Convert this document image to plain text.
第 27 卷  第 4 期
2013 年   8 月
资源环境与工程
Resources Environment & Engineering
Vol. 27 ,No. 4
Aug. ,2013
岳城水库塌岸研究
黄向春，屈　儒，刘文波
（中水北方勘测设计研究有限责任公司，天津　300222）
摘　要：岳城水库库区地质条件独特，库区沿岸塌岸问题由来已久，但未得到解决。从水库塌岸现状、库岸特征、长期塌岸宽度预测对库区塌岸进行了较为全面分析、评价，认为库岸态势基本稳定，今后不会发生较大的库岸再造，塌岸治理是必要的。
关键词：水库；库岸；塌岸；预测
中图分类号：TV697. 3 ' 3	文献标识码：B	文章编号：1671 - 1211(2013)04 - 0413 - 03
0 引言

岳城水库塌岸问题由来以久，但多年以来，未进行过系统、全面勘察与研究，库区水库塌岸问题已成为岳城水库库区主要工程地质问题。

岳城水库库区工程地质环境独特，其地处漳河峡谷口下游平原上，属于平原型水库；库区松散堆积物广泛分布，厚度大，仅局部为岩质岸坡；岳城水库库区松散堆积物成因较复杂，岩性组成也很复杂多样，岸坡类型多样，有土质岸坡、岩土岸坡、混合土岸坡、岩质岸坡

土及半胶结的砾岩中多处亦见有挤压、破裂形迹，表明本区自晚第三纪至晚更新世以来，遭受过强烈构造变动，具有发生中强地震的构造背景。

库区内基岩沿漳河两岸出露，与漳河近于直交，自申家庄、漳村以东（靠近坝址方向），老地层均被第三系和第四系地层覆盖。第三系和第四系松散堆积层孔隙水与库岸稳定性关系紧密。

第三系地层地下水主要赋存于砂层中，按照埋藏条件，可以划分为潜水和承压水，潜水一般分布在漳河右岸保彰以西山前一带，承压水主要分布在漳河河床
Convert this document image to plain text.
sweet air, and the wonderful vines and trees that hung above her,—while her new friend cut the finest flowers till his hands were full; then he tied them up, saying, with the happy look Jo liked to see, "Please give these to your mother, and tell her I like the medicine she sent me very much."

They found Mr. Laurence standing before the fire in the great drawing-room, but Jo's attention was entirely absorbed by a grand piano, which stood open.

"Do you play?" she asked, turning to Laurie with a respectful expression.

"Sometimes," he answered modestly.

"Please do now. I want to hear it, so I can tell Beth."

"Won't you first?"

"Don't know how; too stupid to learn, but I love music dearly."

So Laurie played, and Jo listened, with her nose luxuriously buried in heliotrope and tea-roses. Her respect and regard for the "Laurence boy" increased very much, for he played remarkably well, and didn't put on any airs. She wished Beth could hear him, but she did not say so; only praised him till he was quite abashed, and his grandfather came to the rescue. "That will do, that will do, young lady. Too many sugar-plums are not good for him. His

━━━━━━━━

What you have to do: Please repeat the listing above in full and exactly.

Solution to this problem:
Convert this document image to plain text.
第 27 卷  第 4 期
2013 年   8 月
资源环境与工程
Resources Environment & Engineering
Vol. 27 ,No. 4
Aug. ,2013
岳城水库塌岸研究
黄向春，屈　儒，刘文波
（中水北方勘测设计研究有限责任公司，天津　300222）
摘　要：岳城水库库区地质条件独特，库区沿岸塌岸问题由来已久，但未得到解决。从水库塌岸现状、库岸特征、长期塌岸宽度预测对库区塌岸进行了较为全面分析、评价，认为库岸态势基本稳定，今后不会发生较大的库岸再造，塌岸治理是必要的。
关键词：水库；库岸；塌岸；预测
中图分类号：TV697. 3 ' 3	文献标识码：B	文章编号：1671 - 1211(2013)04 - 0413 - 03
0 引言

岳城水库塌岸问题由来以久，但多年以来，未进行过系统、全面勘察与研究，库区水库塌岸问题已成为岳城水库库区主要工程地质问题。

岳城水库库区工程地质环境独特，其地处漳河峡谷口下游平原上，属于平原型水库；库区松散堆积物广泛分布，厚度大，仅局部为岩质岸坡；岳城水库库区松散堆积物成因较复杂，岩性组成也很复杂多样，岸坡类型多样，有土质岸坡、岩土岸坡、混合土岸坡、岩质岸坡

土及半胶结的砾岩中多处亦见有挤压、破裂形迹，表明本区自晚第三纪至晚更新世以来，遭受过强烈构造变动，具有发生中强地震的构造背景。

库区内基岩沿漳河两岸出露，与漳河近于直交，自申家庄、漳村以东（靠近坝址方向），老地层均被第三系和第四系地层覆盖。第三系和第四系松散堆积层孔隙水与库岸稳定性关系紧密。

第三系地层地下水主要赋存于砂层中，按照埋藏条件，可以划分为潜水和承压水，潜水一般分布在漳河右岸保彰以西山前一带，承压水主要分布在漳河河床
Convert this document image to plain text.
sweet air, and the wonderful vines and trees that hung above her,—while her new friend cut the finest flowers till his hands were full; then he tied them up, saying, with the happy look Jo liked to see, "Please give these to your mother, and tell her I like the medicine she sent me very much."

They found Mr. Laurence standing before the fire in the great drawing-room, but Jo's attention was entirely absorbed by a grand piano, which stood open.

"Do you play?" she asked, turning to Laurie with a respectful expression.

"Sometimes," he answered modestly.

"Please do now. I want to hear it, so I can tell Beth."

"Won't you first?"

"Don't know how; too stupid to learn, but I love music dearly."

So Laurie played, and Jo listened, with her nose luxuriously buried in heliotrope and tea-roses. Her respect and regard for the "Laurence boy" increased very much, for he played remarkably well, and didn't put on any airs. She wished Beth could hear him, but she did not say so; only praised him till he was quite abashed, and his grandfather came to the rescue. "That will do, that will do, young lady. Too many sugar-plums are not good for him. His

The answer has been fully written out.